■ Instructions to follow ■
Count the lines below that contain the word "аналогичными" and give only that number.

****************

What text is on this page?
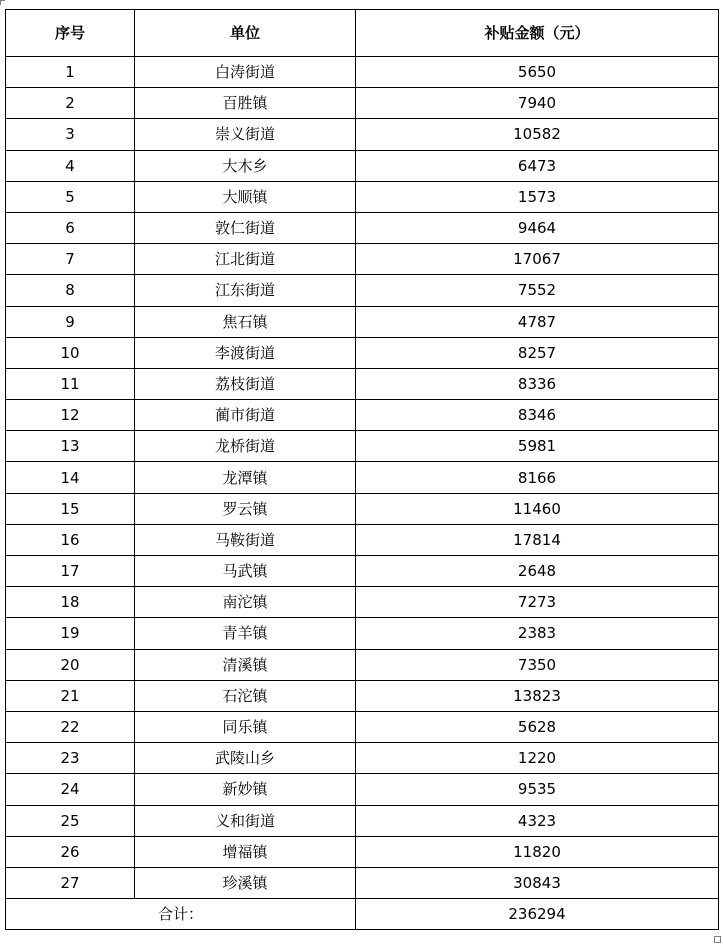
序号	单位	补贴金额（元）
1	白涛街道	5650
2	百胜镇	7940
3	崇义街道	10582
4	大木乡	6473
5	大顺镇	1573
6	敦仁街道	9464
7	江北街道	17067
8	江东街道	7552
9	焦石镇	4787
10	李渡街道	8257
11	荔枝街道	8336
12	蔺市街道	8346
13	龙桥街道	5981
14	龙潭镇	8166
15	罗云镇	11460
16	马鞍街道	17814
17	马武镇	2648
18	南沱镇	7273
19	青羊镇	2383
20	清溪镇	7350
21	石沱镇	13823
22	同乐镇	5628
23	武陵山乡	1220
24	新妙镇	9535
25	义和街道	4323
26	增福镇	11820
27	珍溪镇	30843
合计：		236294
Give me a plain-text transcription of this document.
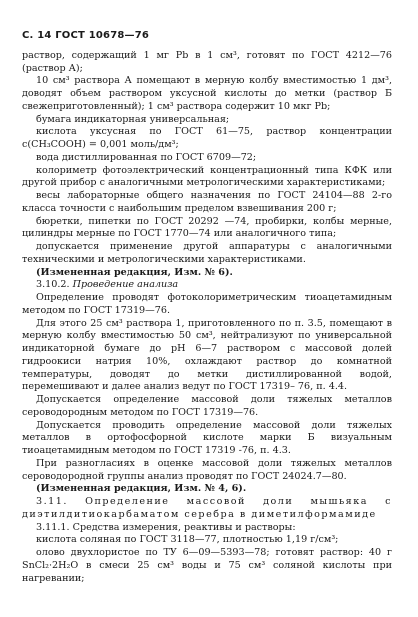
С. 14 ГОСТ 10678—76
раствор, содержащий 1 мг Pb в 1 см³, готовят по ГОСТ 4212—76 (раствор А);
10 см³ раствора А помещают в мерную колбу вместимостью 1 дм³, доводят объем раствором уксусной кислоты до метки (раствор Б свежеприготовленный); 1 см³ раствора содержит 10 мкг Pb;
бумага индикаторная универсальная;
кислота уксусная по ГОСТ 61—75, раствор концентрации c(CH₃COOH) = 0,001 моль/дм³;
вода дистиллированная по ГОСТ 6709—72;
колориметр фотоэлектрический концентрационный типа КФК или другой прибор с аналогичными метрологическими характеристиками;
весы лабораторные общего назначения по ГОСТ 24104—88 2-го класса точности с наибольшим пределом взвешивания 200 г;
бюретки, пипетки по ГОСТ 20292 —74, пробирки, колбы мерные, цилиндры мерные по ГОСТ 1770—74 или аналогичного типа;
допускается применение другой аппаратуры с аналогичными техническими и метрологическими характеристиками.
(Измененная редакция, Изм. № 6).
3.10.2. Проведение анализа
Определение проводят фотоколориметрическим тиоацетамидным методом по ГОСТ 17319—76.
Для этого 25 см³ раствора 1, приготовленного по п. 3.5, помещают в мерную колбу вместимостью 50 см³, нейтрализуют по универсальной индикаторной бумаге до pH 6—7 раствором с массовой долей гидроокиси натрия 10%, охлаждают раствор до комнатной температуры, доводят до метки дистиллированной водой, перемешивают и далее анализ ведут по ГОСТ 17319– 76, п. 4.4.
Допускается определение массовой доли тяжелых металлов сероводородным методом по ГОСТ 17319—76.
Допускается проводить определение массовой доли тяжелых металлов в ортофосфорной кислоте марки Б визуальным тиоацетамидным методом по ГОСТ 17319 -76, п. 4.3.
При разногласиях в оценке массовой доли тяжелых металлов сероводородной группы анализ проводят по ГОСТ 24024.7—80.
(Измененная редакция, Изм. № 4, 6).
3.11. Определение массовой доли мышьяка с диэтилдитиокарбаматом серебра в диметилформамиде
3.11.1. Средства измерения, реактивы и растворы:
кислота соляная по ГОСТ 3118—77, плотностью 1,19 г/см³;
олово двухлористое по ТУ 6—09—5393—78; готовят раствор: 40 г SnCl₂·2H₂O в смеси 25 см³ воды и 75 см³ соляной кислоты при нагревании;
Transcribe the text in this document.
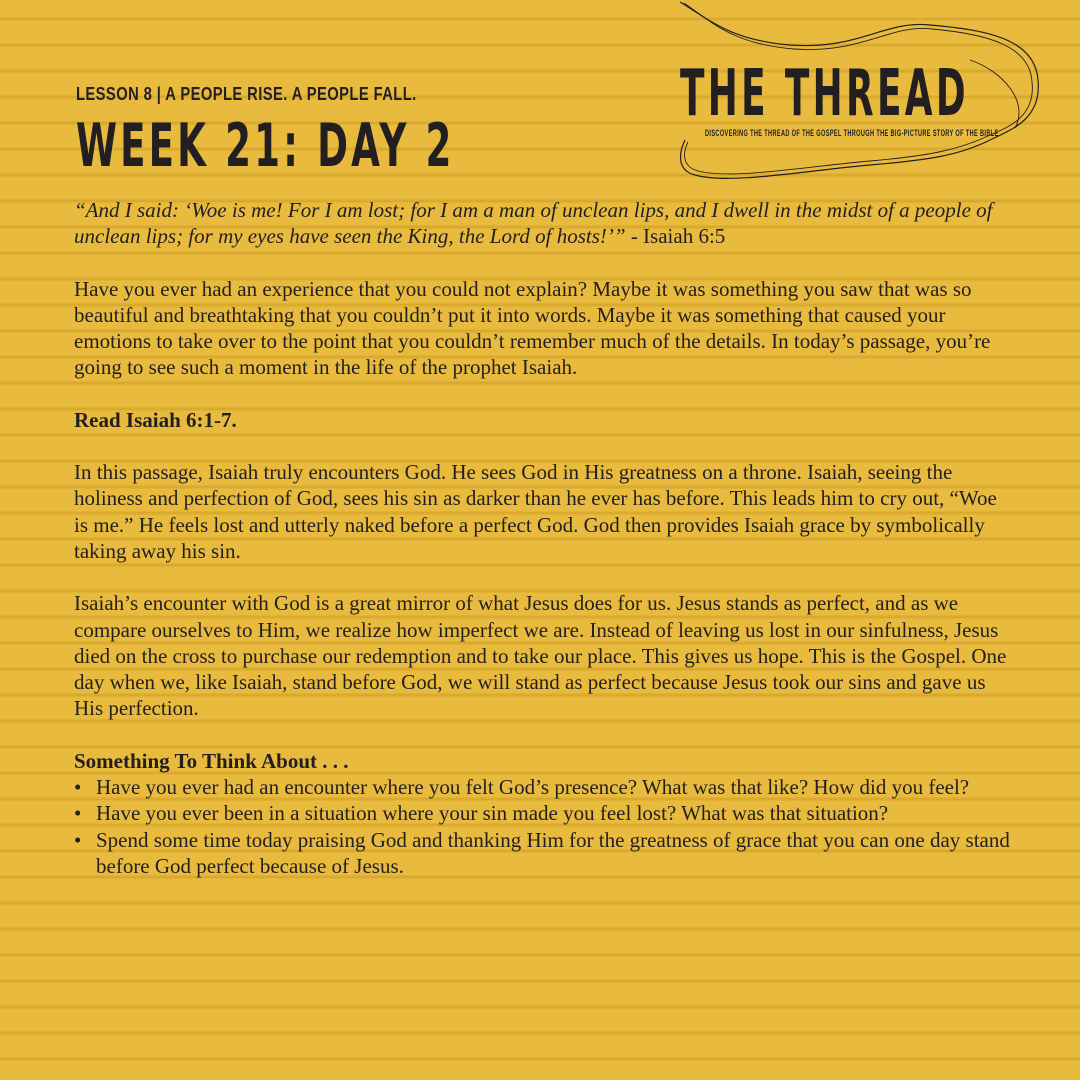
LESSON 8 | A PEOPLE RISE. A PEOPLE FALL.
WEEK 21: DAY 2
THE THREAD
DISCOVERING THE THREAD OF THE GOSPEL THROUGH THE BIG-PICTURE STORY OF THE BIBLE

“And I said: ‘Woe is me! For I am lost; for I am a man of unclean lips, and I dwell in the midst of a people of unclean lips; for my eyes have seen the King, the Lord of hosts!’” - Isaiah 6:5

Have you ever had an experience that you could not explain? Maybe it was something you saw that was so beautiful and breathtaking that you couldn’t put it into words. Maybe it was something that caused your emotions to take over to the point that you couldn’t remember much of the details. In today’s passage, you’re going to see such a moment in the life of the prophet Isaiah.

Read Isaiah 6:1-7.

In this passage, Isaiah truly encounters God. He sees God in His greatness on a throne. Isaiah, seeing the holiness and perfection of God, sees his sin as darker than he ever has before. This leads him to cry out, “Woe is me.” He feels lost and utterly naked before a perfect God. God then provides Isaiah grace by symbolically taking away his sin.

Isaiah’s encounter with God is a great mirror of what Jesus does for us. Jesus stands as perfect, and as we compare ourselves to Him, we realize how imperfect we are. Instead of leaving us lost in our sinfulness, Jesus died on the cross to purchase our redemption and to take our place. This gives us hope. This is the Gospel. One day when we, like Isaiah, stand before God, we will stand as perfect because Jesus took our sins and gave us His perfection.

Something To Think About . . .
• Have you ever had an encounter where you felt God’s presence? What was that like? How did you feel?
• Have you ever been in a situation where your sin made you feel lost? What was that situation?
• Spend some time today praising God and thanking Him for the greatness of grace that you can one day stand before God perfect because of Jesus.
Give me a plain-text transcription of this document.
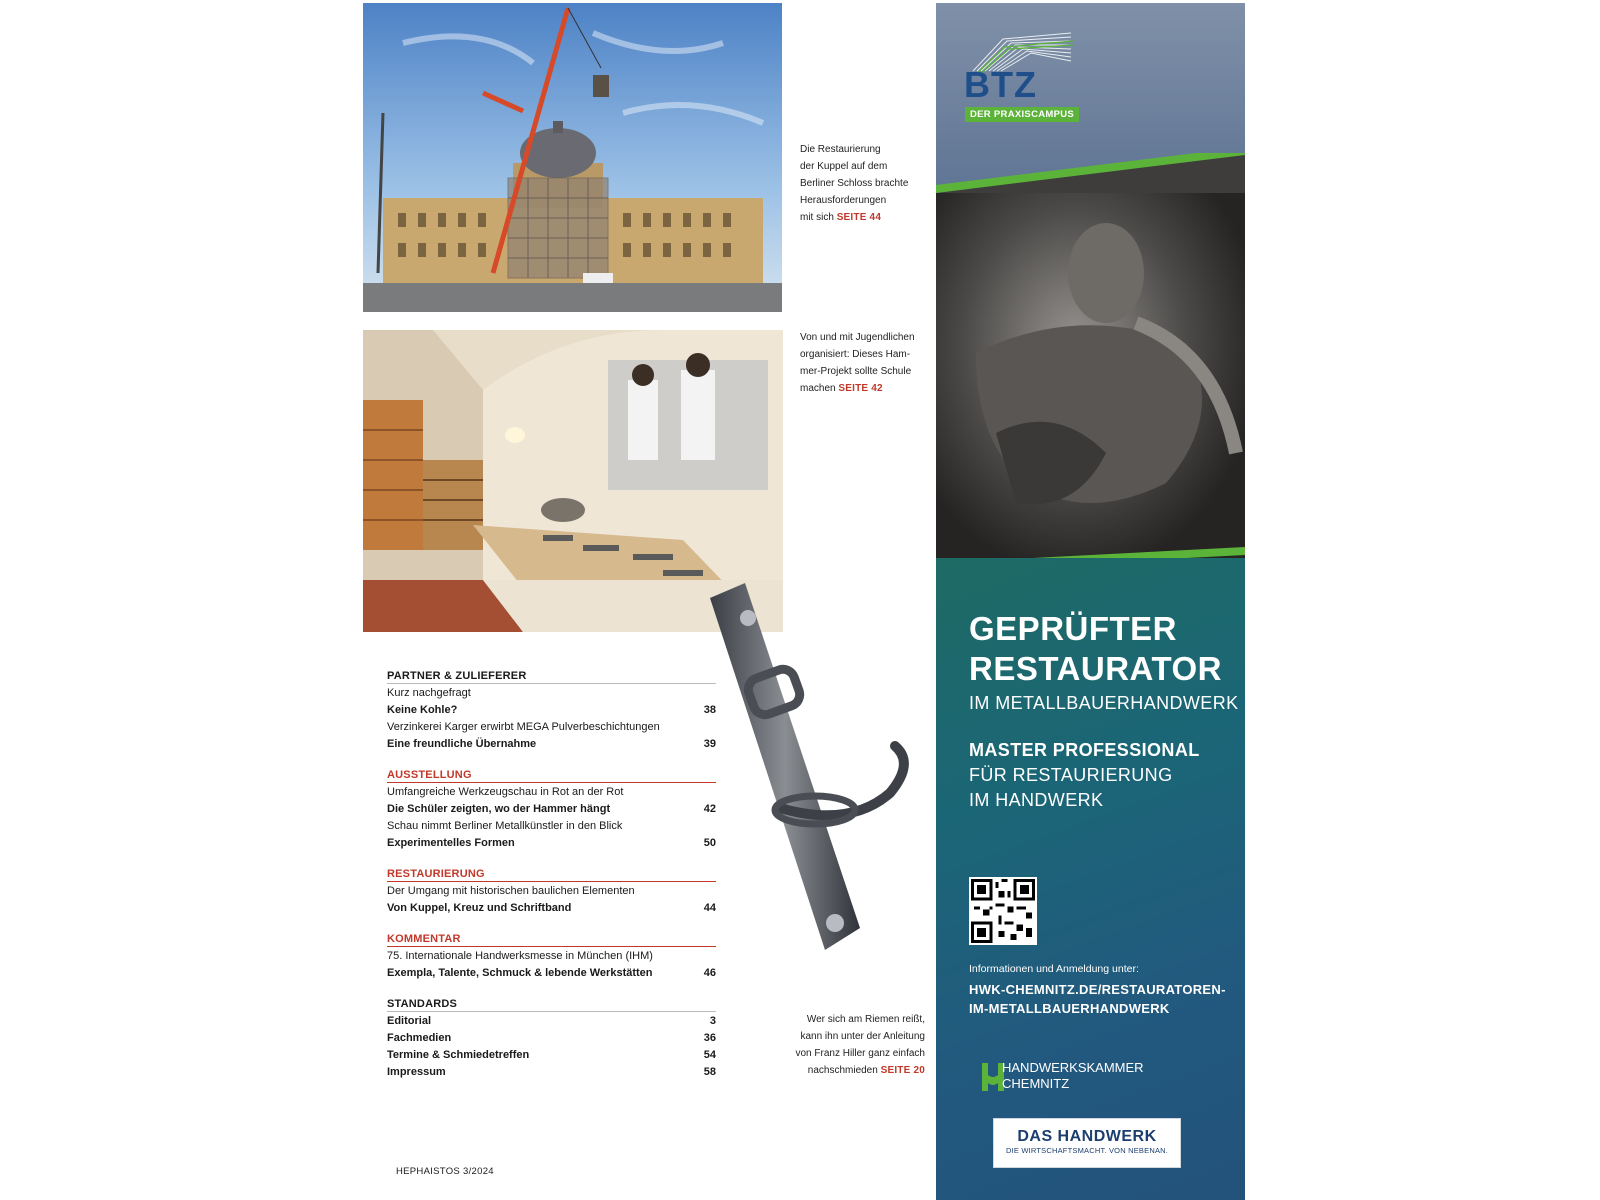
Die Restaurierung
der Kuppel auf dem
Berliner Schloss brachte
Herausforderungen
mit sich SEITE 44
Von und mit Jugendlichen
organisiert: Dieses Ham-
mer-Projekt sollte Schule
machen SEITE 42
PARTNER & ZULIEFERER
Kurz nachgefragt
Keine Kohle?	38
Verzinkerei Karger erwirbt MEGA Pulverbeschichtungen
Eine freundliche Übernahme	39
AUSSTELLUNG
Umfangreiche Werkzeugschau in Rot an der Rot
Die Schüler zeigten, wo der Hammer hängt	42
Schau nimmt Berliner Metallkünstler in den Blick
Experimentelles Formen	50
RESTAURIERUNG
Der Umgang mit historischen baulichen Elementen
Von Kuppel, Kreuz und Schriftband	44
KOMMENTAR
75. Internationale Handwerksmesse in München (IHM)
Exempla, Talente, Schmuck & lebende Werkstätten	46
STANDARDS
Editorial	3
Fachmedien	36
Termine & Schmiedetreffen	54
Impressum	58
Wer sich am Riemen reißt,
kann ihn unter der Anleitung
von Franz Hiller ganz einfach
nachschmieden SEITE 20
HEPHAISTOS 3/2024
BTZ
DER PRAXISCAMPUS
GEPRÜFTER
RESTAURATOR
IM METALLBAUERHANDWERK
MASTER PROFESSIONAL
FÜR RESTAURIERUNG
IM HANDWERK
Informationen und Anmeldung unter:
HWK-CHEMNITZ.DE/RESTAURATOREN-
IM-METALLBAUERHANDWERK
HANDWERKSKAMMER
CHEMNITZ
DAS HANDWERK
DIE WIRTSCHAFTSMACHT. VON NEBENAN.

****************

■ Output for this task ■
2